··· EXERCISE INPUT ···

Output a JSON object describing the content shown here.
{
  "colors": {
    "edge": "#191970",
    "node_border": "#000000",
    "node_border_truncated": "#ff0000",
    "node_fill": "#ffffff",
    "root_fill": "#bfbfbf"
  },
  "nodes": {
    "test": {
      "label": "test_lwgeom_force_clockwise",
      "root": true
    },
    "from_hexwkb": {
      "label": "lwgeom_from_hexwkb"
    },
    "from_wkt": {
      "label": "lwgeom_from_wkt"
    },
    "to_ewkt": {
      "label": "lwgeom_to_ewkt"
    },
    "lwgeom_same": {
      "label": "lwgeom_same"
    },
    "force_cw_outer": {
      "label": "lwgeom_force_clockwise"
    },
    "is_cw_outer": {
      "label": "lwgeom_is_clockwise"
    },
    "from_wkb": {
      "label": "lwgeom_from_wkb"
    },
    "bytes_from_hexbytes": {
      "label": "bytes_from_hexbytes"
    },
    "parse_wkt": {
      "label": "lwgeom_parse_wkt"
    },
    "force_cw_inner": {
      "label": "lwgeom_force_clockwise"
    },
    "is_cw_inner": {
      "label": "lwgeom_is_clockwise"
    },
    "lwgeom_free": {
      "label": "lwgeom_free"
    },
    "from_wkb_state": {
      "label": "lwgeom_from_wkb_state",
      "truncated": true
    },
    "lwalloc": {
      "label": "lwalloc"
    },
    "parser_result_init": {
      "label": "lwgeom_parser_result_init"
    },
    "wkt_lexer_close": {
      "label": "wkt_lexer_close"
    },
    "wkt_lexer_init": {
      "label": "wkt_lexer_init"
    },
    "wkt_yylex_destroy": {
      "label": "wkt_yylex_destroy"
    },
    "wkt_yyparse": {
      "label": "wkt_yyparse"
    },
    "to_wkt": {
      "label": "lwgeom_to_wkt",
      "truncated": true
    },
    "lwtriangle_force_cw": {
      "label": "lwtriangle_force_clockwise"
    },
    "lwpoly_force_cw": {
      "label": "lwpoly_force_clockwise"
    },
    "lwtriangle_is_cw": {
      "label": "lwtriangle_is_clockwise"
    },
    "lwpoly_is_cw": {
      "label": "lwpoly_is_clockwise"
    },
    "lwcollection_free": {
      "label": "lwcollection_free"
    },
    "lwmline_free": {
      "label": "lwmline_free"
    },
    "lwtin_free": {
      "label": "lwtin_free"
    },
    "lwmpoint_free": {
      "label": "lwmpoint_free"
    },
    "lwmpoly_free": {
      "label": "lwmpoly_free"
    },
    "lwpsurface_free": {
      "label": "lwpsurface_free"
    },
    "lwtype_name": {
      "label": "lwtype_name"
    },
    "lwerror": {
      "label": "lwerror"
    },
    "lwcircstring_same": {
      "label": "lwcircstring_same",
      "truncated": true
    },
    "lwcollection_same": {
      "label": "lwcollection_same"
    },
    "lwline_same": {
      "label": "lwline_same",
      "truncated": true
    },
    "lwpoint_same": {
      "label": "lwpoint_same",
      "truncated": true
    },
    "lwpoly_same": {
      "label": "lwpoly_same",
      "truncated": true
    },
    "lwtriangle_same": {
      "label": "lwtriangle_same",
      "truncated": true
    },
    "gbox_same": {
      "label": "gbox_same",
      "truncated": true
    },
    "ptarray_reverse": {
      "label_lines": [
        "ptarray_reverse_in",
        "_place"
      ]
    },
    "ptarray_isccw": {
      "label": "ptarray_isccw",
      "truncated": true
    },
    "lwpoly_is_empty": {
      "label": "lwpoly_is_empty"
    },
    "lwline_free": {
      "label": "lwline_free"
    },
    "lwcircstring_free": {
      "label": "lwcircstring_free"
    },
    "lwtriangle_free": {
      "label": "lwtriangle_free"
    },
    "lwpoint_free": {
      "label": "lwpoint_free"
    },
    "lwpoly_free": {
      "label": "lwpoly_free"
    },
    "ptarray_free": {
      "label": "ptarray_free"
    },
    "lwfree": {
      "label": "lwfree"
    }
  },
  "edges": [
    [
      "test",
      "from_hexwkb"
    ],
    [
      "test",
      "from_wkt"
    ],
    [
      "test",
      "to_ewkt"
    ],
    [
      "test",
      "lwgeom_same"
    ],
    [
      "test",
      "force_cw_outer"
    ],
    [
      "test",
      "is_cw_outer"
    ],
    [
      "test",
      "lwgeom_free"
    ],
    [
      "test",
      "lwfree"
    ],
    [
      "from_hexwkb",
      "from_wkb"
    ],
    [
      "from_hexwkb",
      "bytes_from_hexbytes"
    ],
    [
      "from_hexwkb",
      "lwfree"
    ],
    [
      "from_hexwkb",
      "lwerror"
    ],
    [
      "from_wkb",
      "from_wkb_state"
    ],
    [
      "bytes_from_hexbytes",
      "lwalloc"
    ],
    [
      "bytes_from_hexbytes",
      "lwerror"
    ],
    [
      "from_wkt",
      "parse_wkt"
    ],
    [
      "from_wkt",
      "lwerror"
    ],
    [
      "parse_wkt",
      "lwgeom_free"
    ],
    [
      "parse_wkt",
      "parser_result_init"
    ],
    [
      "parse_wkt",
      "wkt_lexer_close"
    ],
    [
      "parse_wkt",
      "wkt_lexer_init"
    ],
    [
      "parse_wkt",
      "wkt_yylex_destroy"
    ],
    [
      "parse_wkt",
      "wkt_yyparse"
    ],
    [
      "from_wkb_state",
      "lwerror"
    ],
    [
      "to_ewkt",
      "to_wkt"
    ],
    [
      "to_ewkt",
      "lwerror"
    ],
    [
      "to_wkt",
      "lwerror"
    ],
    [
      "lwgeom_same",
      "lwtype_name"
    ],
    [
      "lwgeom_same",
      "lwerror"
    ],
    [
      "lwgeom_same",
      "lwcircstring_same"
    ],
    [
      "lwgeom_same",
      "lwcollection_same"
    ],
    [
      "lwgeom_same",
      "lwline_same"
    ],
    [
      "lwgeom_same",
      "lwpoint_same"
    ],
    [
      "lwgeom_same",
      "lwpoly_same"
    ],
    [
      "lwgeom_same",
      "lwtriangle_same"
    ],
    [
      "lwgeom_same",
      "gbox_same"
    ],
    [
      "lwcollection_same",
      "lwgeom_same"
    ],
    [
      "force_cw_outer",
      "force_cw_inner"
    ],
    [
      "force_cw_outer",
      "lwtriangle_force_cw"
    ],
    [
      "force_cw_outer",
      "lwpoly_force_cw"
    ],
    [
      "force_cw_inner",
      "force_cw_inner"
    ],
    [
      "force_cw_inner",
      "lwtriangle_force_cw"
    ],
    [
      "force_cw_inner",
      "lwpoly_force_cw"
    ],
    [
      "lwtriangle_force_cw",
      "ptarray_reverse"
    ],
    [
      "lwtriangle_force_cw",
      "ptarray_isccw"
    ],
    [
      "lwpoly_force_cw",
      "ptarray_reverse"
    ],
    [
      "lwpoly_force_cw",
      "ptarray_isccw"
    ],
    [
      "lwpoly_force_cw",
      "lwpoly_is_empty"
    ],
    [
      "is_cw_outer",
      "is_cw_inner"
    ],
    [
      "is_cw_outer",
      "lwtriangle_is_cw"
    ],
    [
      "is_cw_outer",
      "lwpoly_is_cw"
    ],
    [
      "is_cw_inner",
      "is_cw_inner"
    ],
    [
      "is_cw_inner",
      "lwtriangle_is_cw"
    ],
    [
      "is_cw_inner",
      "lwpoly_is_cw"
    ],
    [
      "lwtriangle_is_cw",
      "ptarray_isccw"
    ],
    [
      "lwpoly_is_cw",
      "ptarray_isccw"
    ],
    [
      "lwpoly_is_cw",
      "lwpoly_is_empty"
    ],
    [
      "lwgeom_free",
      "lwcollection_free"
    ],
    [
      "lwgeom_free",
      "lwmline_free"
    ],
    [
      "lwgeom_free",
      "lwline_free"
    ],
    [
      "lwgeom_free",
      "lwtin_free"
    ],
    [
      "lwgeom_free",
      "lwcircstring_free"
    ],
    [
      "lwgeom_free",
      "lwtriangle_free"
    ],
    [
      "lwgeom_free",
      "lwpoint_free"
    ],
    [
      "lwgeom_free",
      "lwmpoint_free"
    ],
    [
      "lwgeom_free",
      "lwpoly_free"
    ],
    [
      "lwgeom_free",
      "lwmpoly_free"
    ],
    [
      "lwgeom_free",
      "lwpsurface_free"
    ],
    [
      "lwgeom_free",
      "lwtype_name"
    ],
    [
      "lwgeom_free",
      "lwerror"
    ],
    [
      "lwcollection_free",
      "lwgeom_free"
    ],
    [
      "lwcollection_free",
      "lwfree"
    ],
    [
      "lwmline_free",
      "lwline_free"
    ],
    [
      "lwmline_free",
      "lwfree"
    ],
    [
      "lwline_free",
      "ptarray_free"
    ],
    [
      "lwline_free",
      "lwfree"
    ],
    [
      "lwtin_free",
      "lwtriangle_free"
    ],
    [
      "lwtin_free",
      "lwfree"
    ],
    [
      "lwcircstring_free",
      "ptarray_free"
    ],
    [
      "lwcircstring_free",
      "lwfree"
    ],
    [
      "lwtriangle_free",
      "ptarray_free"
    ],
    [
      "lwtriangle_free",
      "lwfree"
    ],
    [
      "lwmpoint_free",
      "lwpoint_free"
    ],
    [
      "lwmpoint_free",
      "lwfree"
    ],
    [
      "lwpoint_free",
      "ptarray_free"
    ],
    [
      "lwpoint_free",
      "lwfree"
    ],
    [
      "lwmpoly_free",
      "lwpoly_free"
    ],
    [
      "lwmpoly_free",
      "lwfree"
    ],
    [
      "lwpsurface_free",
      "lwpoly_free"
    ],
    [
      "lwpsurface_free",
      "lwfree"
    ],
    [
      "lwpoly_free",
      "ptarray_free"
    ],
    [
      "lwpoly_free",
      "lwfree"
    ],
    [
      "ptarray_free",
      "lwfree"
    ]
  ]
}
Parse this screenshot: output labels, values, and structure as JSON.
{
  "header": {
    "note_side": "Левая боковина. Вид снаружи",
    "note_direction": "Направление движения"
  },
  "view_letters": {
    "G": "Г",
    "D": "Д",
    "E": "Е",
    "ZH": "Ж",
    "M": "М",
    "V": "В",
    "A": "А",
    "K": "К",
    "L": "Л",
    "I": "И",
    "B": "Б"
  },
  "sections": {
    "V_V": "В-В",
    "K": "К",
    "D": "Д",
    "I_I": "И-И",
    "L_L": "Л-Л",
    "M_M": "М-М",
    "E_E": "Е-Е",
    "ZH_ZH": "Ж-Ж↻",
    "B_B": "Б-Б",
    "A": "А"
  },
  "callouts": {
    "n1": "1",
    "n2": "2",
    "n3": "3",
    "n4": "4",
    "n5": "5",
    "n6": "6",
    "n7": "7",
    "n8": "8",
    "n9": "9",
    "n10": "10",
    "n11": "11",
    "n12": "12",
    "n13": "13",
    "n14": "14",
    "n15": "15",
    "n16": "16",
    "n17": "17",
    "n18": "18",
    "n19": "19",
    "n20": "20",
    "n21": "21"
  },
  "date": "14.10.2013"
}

···

## DIRECTIVE
Please retype, exactly as written, every line from the line containing "Parse this screenshot: output" through the last line of the records above, including both of those lines, and nothing else.

## SOLUTION
Parse this screenshot: output labels, values, and structure as JSON.
{
  "header": {
    "note_side": "Левая боковина. Вид снаружи",
    "note_direction": "Направление движения"
  },
  "view_letters": {
    "G": "Г",
    "D": "Д",
    "E": "Е",
    "ZH": "Ж",
    "M": "М",
    "V": "В",
    "A": "А",
    "K": "К",
    "L": "Л",
    "I": "И",
    "B": "Б"
  },
  "sections": {
    "V_V": "В-В",
    "K": "К",
    "D": "Д",
    "I_I": "И-И",
    "L_L": "Л-Л",
    "M_M": "М-М",
    "E_E": "Е-Е",
    "ZH_ZH": "Ж-Ж↻",
    "B_B": "Б-Б",
    "A": "А"
  },
  "callouts": {
    "n1": "1",
    "n2": "2",
    "n3": "3",
    "n4": "4",
    "n5": "5",
    "n6": "6",
    "n7": "7",
    "n8": "8",
    "n9": "9",
    "n10": "10",
    "n11": "11",
    "n12": "12",
    "n13": "13",
    "n14": "14",
    "n15": "15",
    "n16": "16",
    "n17": "17",
    "n18": "18",
    "n19": "19",
    "n20": "20",
    "n21": "21"
  },
  "date": "14.10.2013"
}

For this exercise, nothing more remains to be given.